» GIVEN INFORMATION:
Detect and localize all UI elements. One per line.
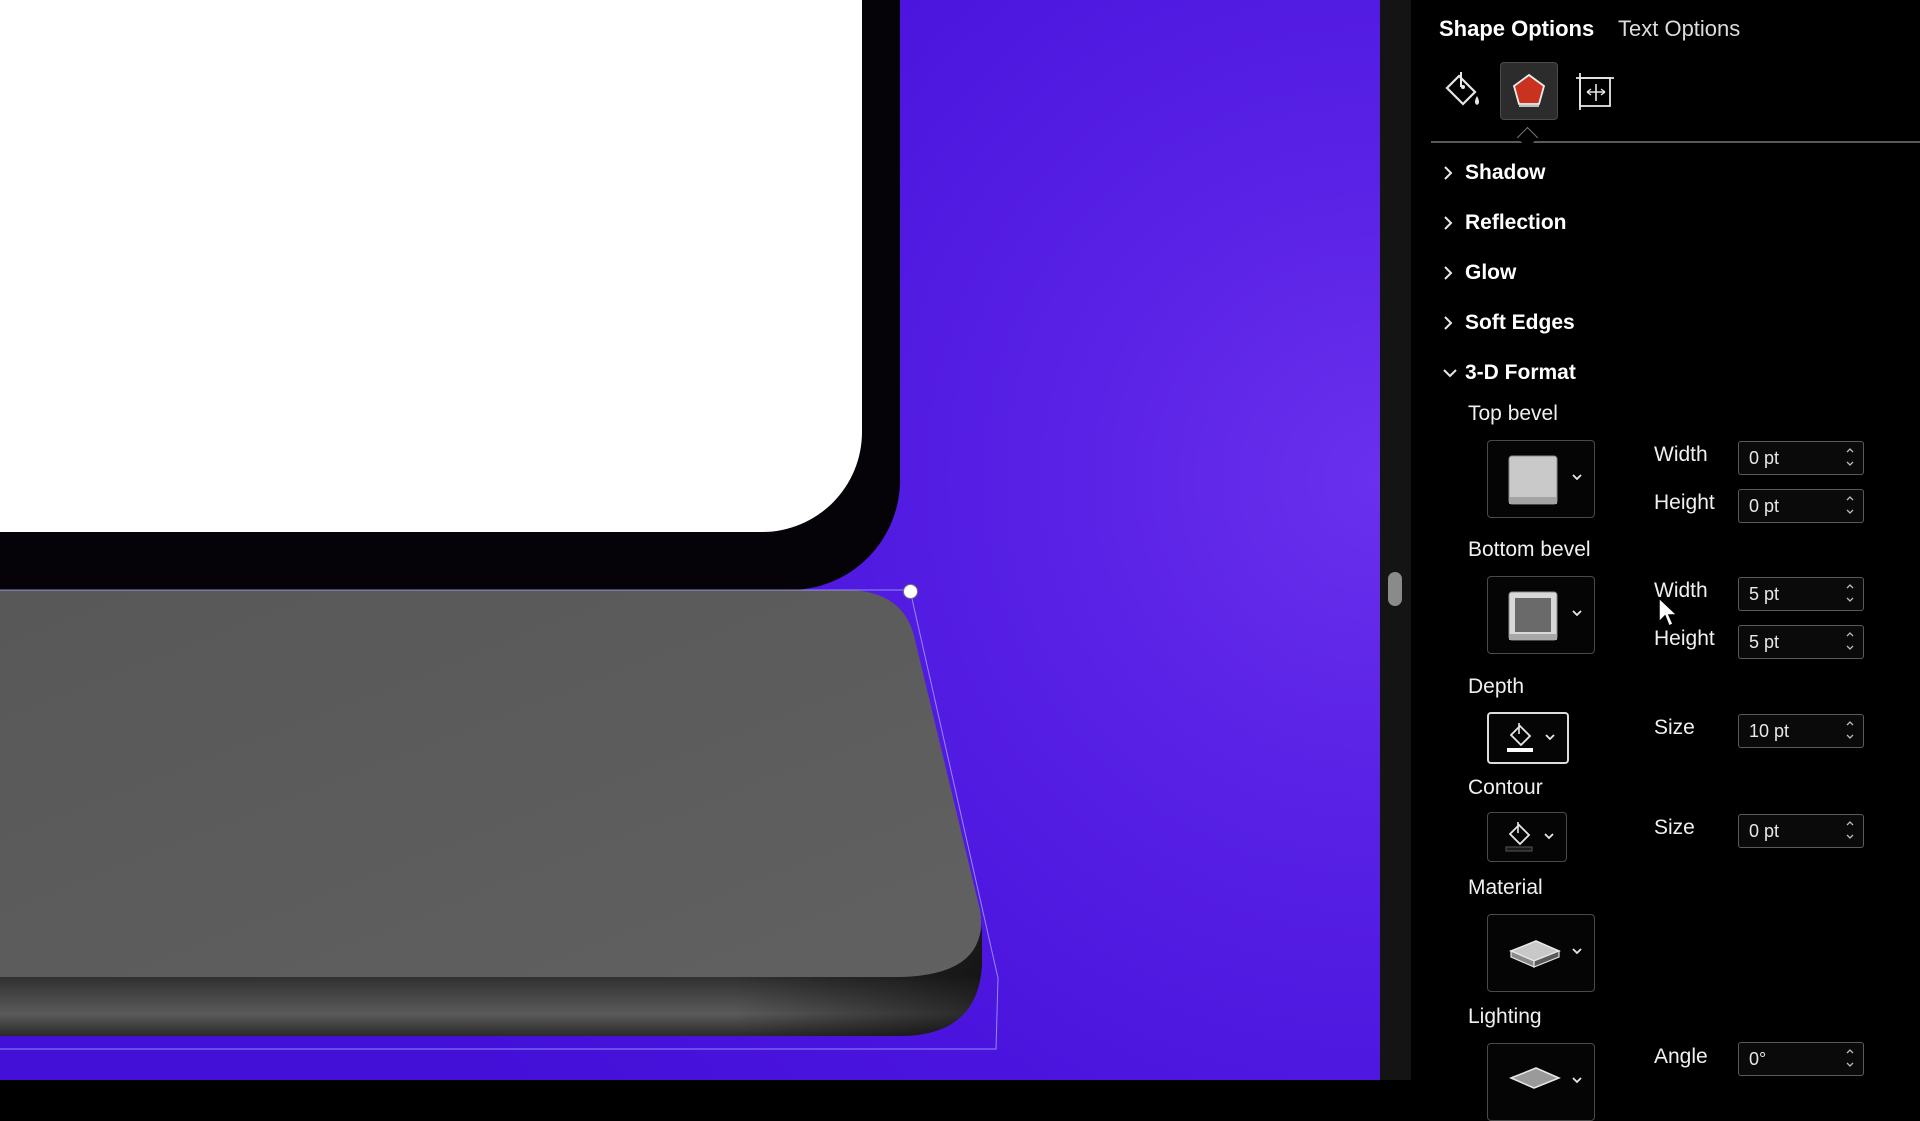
section-soft-edges[interactable]: Soft Edges (1441, 309, 1575, 337)
contour-label: Contour (1468, 776, 1543, 799)
top-bevel-gallery[interactable] (1487, 440, 1595, 518)
spin-arrows-icon[interactable] (1845, 581, 1855, 605)
chevron-down-icon (1545, 734, 1555, 741)
size-properties-icon[interactable] (1566, 62, 1622, 118)
spin-value: 0 pt (1749, 448, 1780, 468)
top-bevel-label: Top bevel (1468, 402, 1558, 425)
paint-bucket-icon (1505, 822, 1533, 852)
bottom-bevel-width-input[interactable]: 5 pt (1738, 577, 1864, 611)
section-label: Glow (1465, 261, 1517, 284)
spin-arrows-icon[interactable] (1845, 629, 1855, 653)
chevron-right-icon (1441, 164, 1465, 182)
tab-shape-options[interactable]: Shape Options (1439, 16, 1594, 42)
chevron-down-icon (1441, 366, 1465, 380)
spin-value: 0° (1749, 1049, 1767, 1069)
contour-color-picker[interactable] (1487, 812, 1567, 862)
top-bevel-height-input[interactable]: 0 pt (1738, 489, 1864, 523)
spin-value: 5 pt (1749, 584, 1780, 604)
spin-arrows-icon[interactable] (1845, 1046, 1855, 1070)
lighting-gallery[interactable] (1487, 1043, 1595, 1121)
depth-color-picker[interactable] (1487, 712, 1569, 764)
chevron-down-icon (1544, 833, 1554, 840)
chevron-down-icon (1572, 610, 1582, 617)
material-gallery[interactable] (1487, 914, 1595, 992)
section-label: Shadow (1465, 161, 1546, 184)
spin-arrows-icon[interactable] (1845, 445, 1855, 469)
lighting-icon (1509, 1067, 1561, 1089)
slide-canvas[interactable] (0, 0, 1380, 1080)
section-label: 3-D Format (1465, 361, 1576, 384)
spin-value: 0 pt (1749, 821, 1780, 841)
chevron-right-icon (1441, 314, 1465, 332)
laptop-base-top (0, 590, 981, 977)
contour-size-input[interactable]: 0 pt (1738, 814, 1864, 848)
spin-value: 10 pt (1749, 721, 1790, 741)
chevron-down-icon (1572, 948, 1582, 955)
depth-size-label: Size (1654, 716, 1695, 739)
chevron-down-icon (1572, 474, 1582, 481)
spin-arrows-icon[interactable] (1845, 493, 1855, 517)
chevron-down-icon (1572, 1077, 1582, 1084)
material-icon (1509, 940, 1561, 968)
depth-label: Depth (1468, 675, 1525, 698)
chevron-right-icon (1441, 264, 1465, 282)
section-label: Soft Edges (1465, 311, 1575, 334)
mouse-cursor-icon (1658, 596, 1679, 628)
bottom-bevel-label: Bottom bevel (1468, 538, 1591, 561)
section-glow[interactable]: Glow (1441, 259, 1516, 287)
top-bevel-width-input[interactable]: 0 pt (1738, 441, 1864, 475)
chevron-right-icon (1441, 214, 1465, 232)
depth-size-input[interactable]: 10 pt (1738, 714, 1864, 748)
pane-divider (1431, 141, 1920, 143)
selection-handle[interactable] (903, 584, 918, 599)
section-label: Reflection (1465, 211, 1567, 234)
spin-arrows-icon[interactable] (1845, 718, 1855, 742)
top-bevel-height-label: Height (1654, 491, 1715, 514)
material-label: Material (1468, 876, 1543, 899)
format-shape-pane: Shape Options Text Options Shadow Reflec… (1411, 0, 1920, 1121)
lighting-angle-label: Angle (1654, 1045, 1708, 1068)
bottom-bevel-height-label: Height (1654, 627, 1715, 650)
bottom-bevel-height-input[interactable]: 5 pt (1738, 625, 1864, 659)
section-3d-format[interactable]: 3-D Format (1441, 359, 1576, 387)
canvas-scrollbar[interactable] (1380, 0, 1412, 1080)
paint-bucket-icon (1507, 723, 1533, 752)
spin-value: 5 pt (1749, 632, 1780, 652)
lighting-angle-input[interactable]: 0° (1738, 1042, 1864, 1076)
section-shadow[interactable]: Shadow (1441, 159, 1546, 187)
bevel-angle-icon (1508, 591, 1558, 641)
section-reflection[interactable]: Reflection (1441, 209, 1567, 237)
scrollbar-thumb[interactable] (1388, 572, 1402, 606)
spin-value: 0 pt (1749, 496, 1780, 516)
bevel-none-icon (1508, 455, 1558, 505)
laptop-base-shape[interactable] (0, 0, 1380, 1080)
tab-text-options[interactable]: Text Options (1618, 16, 1740, 42)
fill-line-icon[interactable] (1433, 62, 1489, 118)
spin-arrows-icon[interactable] (1845, 818, 1855, 842)
top-bevel-width-label: Width (1654, 443, 1708, 466)
lighting-label: Lighting (1468, 1005, 1542, 1028)
contour-size-label: Size (1654, 816, 1695, 839)
bottom-bevel-gallery[interactable] (1487, 576, 1595, 654)
effects-icon[interactable] (1500, 62, 1558, 120)
category-pointer (1516, 126, 1539, 149)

» AIM: Render the lines above as a JSON list of strings, one string per line, with blank lines left out. Leave the pictures out.

» OUTPUT OF THE EXERCISE:
[
  "Detect and localize all UI elements. One per line.",
  "section-soft-edges[interactable]: Soft Edges (1441, 309, 1575, 337)",
  "contour-label: Contour (1468, 776, 1543, 799)",
  "top-bevel-gallery[interactable] (1487, 440, 1595, 518)",
  "spin-arrows-icon[interactable] (1845, 581, 1855, 605)",
  "chevron-down-icon (1545, 734, 1555, 741)",
  "size-properties-icon[interactable] (1566, 62, 1622, 118)",
  "spin-value: 0 pt (1749, 448, 1780, 468)",
  "top-bevel-label: Top bevel (1468, 402, 1558, 425)",
  "paint-bucket-icon (1505, 822, 1533, 852)",
  "bottom-bevel-width-input[interactable]: 5 pt (1738, 577, 1864, 611)",
  "section-label: Glow (1465, 261, 1517, 284)",
  "spin-arrows-icon[interactable] (1845, 629, 1855, 653)",
  "chevron-right-icon (1441, 164, 1465, 182)",
  "tab-shape-options[interactable]: Shape Options (1439, 16, 1594, 42)",
  "chevron-down-icon (1441, 366, 1465, 380)",
  "spin-value: 0° (1749, 1049, 1767, 1069)",
  "contour-color-picker[interactable] (1487, 812, 1567, 862)",
  "top-bevel-height-input[interactable]: 0 pt (1738, 489, 1864, 523)",
  "spin-value: 5 pt (1749, 584, 1780, 604)",
  "spin-arrows-icon[interactable] (1845, 1046, 1855, 1070)",
  "lighting-gallery[interactable] (1487, 1043, 1595, 1121)",
  "depth-color-picker[interactable] (1487, 712, 1569, 764)",
  "chevron-down-icon (1544, 833, 1554, 840)",
  "chevron-down-icon (1572, 610, 1582, 617)",
  "material-gallery[interactable] (1487, 914, 1595, 992)",
  "section-label: Shadow (1465, 161, 1546, 184)",
  "spin-arrows-icon[interactable] (1845, 445, 1855, 469)",
  "lighting-icon (1509, 1067, 1561, 1089)",
  "slide-canvas[interactable] (0, 0, 1380, 1080)",
  "section-label: 3-D Format (1465, 361, 1576, 384)",
  "spin-value: 0 pt (1749, 821, 1780, 841)",
  "chevron-right-icon (1441, 314, 1465, 332)",
  "laptop-base-top (0, 590, 981, 977)",
  "contour-size-input[interactable]: 0 pt (1738, 814, 1864, 848)",
  "spin-value: 10 pt (1749, 721, 1790, 741)",
  "chevron-down-icon (1572, 948, 1582, 955)",
  "depth-size-label: Size (1654, 716, 1695, 739)",
  "chevron-down-icon (1572, 474, 1582, 481)",
  "spin-arrows-icon[interactable] (1845, 493, 1855, 517)",
  "chevron-down-icon (1572, 1077, 1582, 1084)",
  "material-icon (1509, 940, 1561, 968)",
  "depth-label: Depth (1468, 675, 1525, 698)",
  "chevron-right-icon (1441, 264, 1465, 282)",
  "section-label: Soft Edges (1465, 311, 1575, 334)",
  "mouse-cursor-icon (1658, 596, 1679, 628)",
  "bottom-bevel-label: Bottom bevel (1468, 538, 1591, 561)",
  "section-glow[interactable]: Glow (1441, 259, 1516, 287)",
  "top-bevel-width-input[interactable]: 0 pt (1738, 441, 1864, 475)",
  "chevron-right-icon (1441, 214, 1465, 232)",
  "depth-size-input[interactable]: 10 pt (1738, 714, 1864, 748)",
  "pane-divider (1431, 141, 1920, 143)",
  "selection-handle[interactable] (903, 584, 918, 599)",
  "section-label: Reflection (1465, 211, 1567, 234)",
  "spin-arrows-icon[interactable] (1845, 718, 1855, 742)",
  "top-bevel-height-label: Height (1654, 491, 1715, 514)",
  "material-label: Material (1468, 876, 1543, 899)",
  "format-shape-pane: Shape Options Text Options Shadow Reflec… (1411, 0, 1920, 1121)",
  "lighting-angle-label: Angle (1654, 1045, 1708, 1068)",
  "bottom-bevel-height-label: Height (1654, 627, 1715, 650)",
  "bottom-bevel-height-input[interactable]: 5 pt (1738, 625, 1864, 659)",
  "section-3d-format[interactable]: 3-D Format (1441, 359, 1576, 387)",
  "canvas-scrollbar[interactable] (1380, 0, 1412, 1080)",
  "paint-bucket-icon (1507, 723, 1533, 752)",
  "spin-value: 5 pt (1749, 632, 1780, 652)",
  "lighting-angle-input[interactable]: 0° (1738, 1042, 1864, 1076)",
  "section-shadow[interactable]: Shadow (1441, 159, 1546, 187)",
  "bevel-angle-icon (1508, 591, 1558, 641)",
  "section-reflection[interactable]: Reflection (1441, 209, 1567, 237)",
  "scrollbar-thumb[interactable] (1388, 572, 1402, 606)",
  "spin-value: 0 pt (1749, 496, 1780, 516)",
  "bevel-none-icon (1508, 455, 1558, 505)",
  "laptop-base-shape[interactable] (0, 0, 1380, 1080)",
  "tab-text-options[interactable]: Text Options (1618, 16, 1740, 42)",
  "fill-line-icon[interactable] (1433, 62, 1489, 118)",
  "spin-arrows-icon[interactable] (1845, 818, 1855, 842)",
  "top-bevel-width-label: Width (1654, 443, 1708, 466)",
  "lighting-label: Lighting (1468, 1005, 1542, 1028)",
  "contour-size-label: Size (1654, 816, 1695, 839)",
  "bottom-bevel-gallery[interactable] (1487, 576, 1595, 654)",
  "effects-icon[interactable] (1500, 62, 1558, 120)",
  "category-pointer (1516, 126, 1539, 149)"
]